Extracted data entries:
---+---

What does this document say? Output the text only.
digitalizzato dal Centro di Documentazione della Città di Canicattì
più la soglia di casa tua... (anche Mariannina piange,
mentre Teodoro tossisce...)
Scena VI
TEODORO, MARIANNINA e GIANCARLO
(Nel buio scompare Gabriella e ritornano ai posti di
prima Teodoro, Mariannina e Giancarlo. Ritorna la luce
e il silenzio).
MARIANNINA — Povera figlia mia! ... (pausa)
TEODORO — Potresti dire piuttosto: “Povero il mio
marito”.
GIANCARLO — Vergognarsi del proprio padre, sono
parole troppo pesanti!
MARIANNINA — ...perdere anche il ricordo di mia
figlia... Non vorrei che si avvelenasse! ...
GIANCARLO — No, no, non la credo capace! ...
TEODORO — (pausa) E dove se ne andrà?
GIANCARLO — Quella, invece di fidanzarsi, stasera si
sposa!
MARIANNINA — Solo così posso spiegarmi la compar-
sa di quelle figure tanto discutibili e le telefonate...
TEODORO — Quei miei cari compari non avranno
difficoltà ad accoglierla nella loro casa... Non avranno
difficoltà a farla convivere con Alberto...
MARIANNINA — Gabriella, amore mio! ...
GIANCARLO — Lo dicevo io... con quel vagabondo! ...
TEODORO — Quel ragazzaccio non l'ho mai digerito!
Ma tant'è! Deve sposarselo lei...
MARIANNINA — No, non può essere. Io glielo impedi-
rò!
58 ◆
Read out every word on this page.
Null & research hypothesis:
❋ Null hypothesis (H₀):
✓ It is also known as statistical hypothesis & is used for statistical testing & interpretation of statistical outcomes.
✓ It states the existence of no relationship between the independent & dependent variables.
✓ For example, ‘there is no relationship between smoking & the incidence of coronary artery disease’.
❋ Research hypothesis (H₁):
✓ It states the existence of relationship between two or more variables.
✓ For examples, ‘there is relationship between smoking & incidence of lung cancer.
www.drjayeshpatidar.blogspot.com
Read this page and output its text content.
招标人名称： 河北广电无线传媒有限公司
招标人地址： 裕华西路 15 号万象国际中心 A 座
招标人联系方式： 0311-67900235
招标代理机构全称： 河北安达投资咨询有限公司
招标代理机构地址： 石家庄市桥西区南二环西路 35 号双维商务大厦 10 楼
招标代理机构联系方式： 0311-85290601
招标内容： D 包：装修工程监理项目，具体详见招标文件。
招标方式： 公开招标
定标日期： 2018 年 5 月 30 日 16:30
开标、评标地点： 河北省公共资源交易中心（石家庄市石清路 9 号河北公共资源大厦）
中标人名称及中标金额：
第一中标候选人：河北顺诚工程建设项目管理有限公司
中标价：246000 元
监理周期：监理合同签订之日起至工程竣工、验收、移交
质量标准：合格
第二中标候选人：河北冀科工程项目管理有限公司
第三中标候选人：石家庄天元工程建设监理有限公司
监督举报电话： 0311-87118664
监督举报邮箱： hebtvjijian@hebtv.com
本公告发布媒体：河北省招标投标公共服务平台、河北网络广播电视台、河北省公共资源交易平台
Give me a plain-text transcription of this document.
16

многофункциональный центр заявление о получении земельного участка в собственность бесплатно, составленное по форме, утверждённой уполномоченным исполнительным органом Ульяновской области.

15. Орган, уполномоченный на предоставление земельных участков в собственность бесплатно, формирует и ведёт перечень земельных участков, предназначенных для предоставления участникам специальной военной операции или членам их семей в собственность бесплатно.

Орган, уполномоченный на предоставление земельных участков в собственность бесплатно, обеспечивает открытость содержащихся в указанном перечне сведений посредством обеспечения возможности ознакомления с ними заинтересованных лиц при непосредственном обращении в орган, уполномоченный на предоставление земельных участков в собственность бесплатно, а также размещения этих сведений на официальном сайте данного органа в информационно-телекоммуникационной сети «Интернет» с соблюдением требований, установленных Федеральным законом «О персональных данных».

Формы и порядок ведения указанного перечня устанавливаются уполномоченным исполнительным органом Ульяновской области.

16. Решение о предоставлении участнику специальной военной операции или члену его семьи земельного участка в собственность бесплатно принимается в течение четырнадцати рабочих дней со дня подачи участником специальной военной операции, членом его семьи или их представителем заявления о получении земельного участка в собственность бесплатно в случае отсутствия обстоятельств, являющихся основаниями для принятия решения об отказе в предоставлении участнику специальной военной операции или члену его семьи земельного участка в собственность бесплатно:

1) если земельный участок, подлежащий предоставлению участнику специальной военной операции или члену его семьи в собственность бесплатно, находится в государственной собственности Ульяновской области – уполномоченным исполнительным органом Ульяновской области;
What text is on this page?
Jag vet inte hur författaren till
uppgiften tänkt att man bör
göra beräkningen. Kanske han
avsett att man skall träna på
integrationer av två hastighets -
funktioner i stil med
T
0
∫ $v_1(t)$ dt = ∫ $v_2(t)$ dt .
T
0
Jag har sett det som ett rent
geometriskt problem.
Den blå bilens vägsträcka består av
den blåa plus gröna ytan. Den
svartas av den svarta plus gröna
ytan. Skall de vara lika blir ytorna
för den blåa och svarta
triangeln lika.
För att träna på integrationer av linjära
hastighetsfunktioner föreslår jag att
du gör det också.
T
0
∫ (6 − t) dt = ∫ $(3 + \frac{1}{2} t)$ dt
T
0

---+---

Extract all lines from the data in which "blåa" is found.

*Solution below*:
den blåa plus gröna ytan. Den
för den blåa och svarta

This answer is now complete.